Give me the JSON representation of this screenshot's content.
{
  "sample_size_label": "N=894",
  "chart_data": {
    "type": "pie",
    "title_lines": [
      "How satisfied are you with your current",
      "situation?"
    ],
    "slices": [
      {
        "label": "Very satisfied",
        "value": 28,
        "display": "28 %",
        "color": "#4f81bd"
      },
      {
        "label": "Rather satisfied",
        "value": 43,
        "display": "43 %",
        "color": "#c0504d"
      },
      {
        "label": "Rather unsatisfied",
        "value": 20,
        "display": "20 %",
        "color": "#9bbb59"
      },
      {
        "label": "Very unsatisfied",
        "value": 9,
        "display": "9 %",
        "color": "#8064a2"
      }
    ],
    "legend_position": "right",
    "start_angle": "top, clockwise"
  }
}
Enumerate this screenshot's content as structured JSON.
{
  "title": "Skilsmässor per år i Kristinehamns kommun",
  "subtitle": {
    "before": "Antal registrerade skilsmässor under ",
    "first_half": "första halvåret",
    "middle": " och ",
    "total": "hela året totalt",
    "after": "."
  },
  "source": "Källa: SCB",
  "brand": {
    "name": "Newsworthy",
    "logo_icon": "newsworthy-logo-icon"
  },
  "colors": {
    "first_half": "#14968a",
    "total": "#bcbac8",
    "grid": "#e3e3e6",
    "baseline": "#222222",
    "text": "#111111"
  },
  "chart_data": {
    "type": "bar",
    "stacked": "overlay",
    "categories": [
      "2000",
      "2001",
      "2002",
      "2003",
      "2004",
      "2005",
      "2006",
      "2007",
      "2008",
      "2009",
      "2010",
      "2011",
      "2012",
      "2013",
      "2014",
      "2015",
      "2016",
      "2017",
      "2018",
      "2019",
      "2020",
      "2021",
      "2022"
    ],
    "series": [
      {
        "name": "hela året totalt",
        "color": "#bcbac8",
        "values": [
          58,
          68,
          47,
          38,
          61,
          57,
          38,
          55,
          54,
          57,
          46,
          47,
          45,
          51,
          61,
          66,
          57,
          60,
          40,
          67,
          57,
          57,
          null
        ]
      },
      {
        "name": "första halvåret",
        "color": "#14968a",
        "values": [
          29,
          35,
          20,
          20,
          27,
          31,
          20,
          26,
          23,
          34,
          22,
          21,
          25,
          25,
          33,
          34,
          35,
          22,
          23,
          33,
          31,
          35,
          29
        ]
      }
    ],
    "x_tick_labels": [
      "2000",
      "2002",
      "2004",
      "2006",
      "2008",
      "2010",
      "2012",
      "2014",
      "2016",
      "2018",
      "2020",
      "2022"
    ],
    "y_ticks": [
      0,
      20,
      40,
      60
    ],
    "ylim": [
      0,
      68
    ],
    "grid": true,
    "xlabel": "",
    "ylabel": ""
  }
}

-----

_Exercise_
Where a line above contains the string "content", copy that line.

_Full answer_
Give me the JSON representation of this screenshot's content.
Enumerate this screenshot's content as structured JSON.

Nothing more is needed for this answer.